Check every line of the entries that follow, and copy the ones containing "Barley".
"""
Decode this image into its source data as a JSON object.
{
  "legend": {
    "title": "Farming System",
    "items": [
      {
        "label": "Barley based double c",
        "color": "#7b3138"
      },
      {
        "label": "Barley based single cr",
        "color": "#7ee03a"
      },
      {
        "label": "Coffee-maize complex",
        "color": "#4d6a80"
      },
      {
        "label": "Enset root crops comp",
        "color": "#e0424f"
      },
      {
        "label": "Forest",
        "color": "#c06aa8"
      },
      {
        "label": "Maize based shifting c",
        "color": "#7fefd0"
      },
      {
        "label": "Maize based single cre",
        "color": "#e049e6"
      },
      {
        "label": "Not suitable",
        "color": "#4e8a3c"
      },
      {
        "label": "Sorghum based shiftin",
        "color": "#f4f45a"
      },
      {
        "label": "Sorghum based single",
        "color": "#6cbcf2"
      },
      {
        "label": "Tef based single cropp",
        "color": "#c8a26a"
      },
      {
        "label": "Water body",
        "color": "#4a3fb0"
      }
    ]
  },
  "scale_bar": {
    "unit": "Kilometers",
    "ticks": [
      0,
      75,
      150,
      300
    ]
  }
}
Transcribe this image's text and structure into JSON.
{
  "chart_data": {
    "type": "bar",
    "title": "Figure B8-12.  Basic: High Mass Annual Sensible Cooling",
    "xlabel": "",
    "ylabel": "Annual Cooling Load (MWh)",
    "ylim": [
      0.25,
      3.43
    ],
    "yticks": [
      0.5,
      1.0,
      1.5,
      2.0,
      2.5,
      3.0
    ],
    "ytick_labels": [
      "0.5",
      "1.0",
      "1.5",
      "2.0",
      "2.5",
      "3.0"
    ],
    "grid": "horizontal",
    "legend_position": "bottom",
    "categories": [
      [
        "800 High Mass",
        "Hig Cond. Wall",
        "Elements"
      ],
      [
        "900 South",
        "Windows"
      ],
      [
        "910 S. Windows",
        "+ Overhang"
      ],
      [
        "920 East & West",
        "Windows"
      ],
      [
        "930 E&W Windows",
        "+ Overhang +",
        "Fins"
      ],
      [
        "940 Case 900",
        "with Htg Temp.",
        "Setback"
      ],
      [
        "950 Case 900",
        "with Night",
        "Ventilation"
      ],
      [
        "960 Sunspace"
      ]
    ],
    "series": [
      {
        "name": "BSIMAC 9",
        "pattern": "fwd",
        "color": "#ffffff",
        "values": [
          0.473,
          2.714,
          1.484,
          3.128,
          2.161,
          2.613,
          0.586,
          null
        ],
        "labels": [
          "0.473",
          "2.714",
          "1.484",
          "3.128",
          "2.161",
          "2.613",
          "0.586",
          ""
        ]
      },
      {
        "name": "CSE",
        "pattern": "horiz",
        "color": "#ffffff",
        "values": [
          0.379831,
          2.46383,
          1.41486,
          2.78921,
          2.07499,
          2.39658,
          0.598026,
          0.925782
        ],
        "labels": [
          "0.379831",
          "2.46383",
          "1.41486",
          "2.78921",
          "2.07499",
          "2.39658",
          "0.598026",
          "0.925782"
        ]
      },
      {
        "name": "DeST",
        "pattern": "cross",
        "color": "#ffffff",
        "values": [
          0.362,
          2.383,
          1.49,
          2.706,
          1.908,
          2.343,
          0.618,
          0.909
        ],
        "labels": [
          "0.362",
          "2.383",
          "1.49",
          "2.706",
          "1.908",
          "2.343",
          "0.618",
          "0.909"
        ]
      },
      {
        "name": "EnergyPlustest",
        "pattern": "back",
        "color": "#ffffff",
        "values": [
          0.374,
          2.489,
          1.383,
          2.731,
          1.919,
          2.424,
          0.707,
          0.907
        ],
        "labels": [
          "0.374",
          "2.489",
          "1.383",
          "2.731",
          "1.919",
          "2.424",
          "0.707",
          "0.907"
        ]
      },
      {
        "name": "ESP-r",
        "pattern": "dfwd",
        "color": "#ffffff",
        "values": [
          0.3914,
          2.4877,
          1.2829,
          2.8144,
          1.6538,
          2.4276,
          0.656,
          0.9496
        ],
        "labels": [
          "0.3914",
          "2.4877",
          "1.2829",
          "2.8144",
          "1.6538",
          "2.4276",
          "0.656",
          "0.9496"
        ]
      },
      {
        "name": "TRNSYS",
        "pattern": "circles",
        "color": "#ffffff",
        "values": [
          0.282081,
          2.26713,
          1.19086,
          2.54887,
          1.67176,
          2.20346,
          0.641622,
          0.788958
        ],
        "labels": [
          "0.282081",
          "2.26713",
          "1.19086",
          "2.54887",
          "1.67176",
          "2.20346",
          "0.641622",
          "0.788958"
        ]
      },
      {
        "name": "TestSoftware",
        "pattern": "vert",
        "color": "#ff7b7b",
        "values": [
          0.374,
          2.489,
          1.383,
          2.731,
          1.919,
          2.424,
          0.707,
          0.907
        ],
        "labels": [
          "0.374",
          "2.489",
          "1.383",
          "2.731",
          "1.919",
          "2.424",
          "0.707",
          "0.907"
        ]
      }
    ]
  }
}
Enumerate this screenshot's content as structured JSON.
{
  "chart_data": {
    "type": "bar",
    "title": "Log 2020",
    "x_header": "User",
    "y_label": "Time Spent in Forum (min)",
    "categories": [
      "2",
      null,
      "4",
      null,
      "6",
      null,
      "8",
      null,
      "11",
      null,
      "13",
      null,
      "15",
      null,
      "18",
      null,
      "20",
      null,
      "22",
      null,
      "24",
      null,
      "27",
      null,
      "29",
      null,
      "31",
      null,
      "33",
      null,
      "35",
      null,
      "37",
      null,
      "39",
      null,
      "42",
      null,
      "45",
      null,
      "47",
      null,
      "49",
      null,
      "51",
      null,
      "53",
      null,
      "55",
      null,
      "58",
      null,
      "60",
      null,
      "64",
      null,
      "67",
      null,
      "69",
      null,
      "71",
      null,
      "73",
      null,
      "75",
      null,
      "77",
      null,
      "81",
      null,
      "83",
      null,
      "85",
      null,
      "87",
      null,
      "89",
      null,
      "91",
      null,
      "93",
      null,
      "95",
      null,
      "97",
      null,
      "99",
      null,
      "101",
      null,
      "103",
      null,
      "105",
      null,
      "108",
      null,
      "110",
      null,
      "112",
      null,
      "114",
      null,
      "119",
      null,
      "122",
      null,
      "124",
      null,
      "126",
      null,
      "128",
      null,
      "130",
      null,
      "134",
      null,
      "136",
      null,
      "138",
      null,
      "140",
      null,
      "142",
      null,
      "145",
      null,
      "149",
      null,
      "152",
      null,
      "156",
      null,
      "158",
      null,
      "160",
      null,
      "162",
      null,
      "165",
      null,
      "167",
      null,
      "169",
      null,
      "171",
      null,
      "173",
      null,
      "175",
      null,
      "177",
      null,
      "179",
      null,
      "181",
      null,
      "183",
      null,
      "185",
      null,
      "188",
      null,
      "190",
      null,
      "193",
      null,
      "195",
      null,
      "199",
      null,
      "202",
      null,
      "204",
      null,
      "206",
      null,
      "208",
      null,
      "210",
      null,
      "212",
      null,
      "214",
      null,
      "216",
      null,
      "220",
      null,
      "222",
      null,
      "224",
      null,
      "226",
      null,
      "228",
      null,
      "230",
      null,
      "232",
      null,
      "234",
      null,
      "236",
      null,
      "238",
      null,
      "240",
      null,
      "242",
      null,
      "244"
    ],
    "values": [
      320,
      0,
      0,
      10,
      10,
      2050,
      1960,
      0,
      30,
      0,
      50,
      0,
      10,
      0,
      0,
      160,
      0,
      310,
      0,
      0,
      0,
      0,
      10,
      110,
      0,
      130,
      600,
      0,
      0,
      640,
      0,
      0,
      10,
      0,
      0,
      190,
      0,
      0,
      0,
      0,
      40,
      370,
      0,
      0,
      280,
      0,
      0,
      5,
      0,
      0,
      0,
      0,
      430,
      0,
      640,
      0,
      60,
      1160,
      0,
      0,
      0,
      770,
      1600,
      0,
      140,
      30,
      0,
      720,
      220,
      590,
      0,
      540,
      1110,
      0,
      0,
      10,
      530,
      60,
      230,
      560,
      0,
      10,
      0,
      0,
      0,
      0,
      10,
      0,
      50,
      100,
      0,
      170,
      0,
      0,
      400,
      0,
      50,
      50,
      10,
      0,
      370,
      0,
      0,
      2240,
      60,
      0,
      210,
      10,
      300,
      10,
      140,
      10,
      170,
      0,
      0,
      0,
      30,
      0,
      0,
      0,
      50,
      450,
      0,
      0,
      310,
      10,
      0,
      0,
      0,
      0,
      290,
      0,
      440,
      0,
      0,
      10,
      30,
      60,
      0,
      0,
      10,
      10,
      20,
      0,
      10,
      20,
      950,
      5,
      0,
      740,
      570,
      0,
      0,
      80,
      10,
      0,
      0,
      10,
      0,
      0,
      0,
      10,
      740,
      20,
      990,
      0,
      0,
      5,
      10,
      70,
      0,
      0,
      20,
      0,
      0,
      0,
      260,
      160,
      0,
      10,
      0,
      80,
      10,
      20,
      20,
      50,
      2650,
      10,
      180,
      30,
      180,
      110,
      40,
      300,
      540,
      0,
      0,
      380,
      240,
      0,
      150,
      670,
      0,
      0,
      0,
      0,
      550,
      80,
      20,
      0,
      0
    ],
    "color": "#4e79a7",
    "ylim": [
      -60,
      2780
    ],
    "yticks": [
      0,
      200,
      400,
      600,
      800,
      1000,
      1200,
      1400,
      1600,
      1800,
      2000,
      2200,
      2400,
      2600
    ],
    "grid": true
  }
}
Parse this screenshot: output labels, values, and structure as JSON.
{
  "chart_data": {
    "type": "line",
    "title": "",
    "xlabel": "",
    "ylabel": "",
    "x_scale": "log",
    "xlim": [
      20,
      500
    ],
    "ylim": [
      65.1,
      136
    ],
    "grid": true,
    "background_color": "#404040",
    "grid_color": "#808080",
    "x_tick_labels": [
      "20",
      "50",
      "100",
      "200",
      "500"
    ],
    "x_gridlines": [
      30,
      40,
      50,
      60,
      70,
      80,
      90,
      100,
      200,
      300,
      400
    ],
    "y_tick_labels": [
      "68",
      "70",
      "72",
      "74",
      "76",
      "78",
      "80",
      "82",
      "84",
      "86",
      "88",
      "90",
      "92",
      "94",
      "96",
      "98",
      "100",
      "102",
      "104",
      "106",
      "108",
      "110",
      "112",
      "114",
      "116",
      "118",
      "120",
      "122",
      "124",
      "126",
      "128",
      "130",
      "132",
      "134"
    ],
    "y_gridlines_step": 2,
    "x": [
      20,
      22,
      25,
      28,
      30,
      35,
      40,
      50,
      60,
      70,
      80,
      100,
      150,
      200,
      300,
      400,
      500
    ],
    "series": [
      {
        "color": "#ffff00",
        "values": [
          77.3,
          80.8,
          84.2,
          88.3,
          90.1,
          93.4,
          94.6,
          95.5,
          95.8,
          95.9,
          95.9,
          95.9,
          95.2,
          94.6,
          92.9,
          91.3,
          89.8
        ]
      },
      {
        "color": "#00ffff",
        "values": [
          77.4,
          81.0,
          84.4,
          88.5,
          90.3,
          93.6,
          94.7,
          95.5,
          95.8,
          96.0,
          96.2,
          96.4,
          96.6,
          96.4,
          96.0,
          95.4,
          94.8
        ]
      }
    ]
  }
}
"""
▸ Answer to this task
        "label": "Barley based double c",
        "label": "Barley based single cr",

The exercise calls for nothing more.